● TASK ITEM A: Please set down, word for word, the part of the Powerbook post that opens with the words containing "It is true that" and closes with "much worth it.".
● TASK ITEM B:
Answer these questions from the Powerbook post:
(i) What holds the RAM panel on the underside of the case in place?
(ii) Which website offers step-by-step instructions for reaching the hard drive and optical drive?
(iii) Which three games does the writer name as ones they play on the Mac?

● PAGE EXTRACT:
━━━━━━
Well, being an old hand at PCs and not quite a complete newbie at Mac, I'll give this a shot.
Powerbooks are exceptionally easy to upgrade, in terms of RAM. There is a small panel on the underside of the case that releases with four small Phillips screws. Once that is gone, there are two SO-DIMM RAM slots, which are very easy to manipulate. Powerbooks come stock with 512 DDR333 PC2700 RAM, and it only populates one of the two slots, so adding another stick is very easy.
Also, RAM for Powerbooks isn't that hard to come by. Popular hardware site NewEgg.com sells an excellent 1GB Kingston RAM module for what amounts to peanuts (135 shipped to Alaska, so around 100 anywhere else in the continental US).
Hard drive and optical drive access is a little tougher - but the excellent website www.pbfixit.com
has step-by-step instructions - for free - with pictures to show anyone who wants to spend the time how to do it. Like all computers, Apple uses standard 2.5" laptop hard drives.
While most people will say "Macs aren't designed for gaming," I have to counter that and say games aren't designed for Mac. Six of one, half-dozen of the other perhaps, but many game makers don't see the point of releasing for such a...limited user base. That being said, the games I personally play are available for Macintosh, and seem to run pretty well. (Homeworld 2, Knights of the Old Republic, StarCraft).
It is true that most newer games just aren't available for Mac. I don't hold any belief that this will change soon, which is why I keep a medium-spec Windows machine hanging around for the gaming tasks.
The price of the Powerbook is something very significant. It's very high, and there's no way of saying that nicer. That being said, I personally believe it's very much worth it.
━━━━━━
● PROVIDED MATERIAL:
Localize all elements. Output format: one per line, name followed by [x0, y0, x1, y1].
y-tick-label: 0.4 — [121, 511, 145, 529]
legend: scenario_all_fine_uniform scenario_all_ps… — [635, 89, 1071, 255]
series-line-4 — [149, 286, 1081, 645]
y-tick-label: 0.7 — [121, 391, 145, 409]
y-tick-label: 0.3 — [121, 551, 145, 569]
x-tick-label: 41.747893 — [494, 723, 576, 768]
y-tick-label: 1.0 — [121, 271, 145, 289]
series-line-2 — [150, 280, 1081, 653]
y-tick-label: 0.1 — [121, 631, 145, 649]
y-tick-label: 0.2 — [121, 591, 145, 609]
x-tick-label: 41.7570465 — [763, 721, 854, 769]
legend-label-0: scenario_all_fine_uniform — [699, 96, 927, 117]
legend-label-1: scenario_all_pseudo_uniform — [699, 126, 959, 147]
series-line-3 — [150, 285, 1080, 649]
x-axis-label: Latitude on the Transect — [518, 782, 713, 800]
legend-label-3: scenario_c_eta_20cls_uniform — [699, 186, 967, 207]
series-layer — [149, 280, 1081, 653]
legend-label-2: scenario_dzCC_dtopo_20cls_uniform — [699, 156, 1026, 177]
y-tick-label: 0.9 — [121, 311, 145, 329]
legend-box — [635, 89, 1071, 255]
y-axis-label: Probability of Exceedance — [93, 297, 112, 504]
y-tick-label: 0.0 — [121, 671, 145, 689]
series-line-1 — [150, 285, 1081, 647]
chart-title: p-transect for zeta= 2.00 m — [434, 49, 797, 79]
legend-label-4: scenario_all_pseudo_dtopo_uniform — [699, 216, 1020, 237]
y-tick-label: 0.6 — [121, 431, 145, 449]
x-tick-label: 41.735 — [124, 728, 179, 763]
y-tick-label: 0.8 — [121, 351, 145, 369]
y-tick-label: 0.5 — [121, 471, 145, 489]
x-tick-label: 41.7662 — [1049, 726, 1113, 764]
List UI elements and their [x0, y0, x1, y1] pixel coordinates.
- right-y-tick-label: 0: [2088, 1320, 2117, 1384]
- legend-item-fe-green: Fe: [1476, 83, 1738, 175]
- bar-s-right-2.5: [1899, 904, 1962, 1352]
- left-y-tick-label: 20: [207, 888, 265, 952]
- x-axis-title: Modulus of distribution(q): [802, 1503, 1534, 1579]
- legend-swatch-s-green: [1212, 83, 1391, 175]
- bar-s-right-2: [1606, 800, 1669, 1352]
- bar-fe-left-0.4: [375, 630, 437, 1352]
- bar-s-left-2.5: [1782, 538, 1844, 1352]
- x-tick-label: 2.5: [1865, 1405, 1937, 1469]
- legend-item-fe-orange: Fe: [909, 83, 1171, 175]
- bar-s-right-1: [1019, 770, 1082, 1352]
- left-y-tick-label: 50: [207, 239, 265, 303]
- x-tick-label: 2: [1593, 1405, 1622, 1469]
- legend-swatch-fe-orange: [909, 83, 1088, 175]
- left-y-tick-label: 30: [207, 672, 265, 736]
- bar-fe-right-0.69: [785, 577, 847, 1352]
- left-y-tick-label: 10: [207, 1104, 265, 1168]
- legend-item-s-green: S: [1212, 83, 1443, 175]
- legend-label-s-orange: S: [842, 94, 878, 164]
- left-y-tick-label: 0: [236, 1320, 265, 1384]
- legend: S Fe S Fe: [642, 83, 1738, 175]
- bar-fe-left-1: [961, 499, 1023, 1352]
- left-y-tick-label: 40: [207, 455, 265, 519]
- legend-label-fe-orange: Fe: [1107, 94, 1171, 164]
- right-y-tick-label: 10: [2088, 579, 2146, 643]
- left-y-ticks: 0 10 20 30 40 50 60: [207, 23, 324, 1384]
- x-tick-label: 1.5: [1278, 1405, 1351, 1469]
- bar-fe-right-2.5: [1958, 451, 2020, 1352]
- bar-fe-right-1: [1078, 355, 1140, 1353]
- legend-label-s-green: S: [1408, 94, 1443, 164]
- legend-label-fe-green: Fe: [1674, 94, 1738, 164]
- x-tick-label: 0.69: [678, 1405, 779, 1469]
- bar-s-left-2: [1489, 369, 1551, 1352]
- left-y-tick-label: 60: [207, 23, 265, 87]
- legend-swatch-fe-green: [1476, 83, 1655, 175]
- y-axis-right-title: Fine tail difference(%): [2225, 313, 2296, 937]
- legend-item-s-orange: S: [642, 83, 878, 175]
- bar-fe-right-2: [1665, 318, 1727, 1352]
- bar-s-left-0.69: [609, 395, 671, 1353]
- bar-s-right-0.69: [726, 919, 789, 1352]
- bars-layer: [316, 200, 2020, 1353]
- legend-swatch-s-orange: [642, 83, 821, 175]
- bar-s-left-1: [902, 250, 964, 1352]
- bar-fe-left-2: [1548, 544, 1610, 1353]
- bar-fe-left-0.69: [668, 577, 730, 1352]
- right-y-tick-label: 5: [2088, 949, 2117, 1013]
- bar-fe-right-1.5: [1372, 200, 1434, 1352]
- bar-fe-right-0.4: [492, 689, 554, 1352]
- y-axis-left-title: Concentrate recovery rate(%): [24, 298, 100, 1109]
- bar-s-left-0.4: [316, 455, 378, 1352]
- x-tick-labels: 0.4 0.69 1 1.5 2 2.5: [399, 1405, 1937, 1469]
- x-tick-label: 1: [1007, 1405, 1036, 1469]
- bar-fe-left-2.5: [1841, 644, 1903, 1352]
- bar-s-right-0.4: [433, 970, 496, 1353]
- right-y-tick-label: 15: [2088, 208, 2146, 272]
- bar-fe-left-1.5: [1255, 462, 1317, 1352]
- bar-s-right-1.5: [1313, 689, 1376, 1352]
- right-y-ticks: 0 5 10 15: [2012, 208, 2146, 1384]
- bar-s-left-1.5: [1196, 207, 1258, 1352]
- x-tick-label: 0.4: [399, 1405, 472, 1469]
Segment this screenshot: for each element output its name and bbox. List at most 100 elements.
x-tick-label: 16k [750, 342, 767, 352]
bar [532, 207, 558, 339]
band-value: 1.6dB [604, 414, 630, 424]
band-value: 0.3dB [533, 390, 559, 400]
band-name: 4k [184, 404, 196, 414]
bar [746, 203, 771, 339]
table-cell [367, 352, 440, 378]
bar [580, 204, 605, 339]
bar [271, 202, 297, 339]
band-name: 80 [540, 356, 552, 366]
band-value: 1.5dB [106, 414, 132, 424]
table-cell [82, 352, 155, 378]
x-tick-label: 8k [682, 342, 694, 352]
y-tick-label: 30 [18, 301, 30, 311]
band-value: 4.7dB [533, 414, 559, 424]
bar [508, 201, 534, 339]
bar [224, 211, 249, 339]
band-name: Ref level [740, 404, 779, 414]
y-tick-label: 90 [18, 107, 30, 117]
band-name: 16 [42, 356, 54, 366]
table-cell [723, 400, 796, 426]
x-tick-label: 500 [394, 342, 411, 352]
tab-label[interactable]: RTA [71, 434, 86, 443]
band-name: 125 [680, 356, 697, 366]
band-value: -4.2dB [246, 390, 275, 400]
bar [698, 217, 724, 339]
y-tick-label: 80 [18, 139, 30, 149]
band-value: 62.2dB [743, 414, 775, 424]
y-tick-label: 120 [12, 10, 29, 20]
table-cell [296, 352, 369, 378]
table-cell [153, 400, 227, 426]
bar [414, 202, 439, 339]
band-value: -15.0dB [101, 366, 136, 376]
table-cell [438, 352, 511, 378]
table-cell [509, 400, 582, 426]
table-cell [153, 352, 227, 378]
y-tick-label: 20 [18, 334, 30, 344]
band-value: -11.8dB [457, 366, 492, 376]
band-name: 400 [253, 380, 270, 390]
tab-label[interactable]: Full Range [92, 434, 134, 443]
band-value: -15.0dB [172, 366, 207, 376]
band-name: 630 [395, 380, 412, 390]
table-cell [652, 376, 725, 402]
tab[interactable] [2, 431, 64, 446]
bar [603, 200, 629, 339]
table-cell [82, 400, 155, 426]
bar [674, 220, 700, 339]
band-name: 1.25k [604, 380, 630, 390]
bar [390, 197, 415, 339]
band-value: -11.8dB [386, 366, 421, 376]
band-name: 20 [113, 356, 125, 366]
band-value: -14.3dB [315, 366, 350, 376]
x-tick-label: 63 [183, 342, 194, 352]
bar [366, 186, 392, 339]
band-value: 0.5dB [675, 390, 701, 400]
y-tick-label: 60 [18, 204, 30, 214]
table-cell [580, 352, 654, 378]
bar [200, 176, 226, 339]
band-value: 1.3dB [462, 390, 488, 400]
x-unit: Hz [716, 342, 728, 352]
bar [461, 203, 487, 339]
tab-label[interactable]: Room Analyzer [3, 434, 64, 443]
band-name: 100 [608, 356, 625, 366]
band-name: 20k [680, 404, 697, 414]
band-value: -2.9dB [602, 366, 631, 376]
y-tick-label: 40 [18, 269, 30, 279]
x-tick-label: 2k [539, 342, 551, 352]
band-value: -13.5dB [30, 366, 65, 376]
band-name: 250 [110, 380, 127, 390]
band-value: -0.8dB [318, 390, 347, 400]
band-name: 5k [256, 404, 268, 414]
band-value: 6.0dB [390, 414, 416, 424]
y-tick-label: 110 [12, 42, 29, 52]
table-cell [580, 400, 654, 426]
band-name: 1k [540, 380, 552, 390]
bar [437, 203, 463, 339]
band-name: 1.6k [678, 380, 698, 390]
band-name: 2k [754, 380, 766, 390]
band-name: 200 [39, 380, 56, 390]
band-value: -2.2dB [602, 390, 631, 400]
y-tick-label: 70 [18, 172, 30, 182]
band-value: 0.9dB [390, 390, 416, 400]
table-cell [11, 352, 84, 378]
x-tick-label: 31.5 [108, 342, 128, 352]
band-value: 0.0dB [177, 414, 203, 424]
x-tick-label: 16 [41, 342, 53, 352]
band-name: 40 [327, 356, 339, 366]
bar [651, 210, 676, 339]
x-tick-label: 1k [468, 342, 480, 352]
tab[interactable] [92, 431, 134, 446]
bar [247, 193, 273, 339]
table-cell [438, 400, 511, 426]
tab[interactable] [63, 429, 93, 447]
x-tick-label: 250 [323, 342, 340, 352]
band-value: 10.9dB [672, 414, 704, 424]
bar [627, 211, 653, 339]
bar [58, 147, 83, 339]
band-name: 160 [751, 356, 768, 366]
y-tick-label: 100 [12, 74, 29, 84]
━━━━━━
● ANSWER SPACE A:
It is true that most newer games just aren't available for Mac. I don't hold any belief that this will change soon, which is why I keep a medium-spec Windows machine hanging around for the gaming tasks.
The price of the Powerbook is something very significant. It's very high, and there's no way of saying that nicer. That being said, I personally believe it's very much worth it.

● ANSWER SPACE B:
(i) Four small Phillips screws.
(ii) www.pbfixit.com
(iii) Homeworld 2, Knights of the Old Republic, and StarCraft.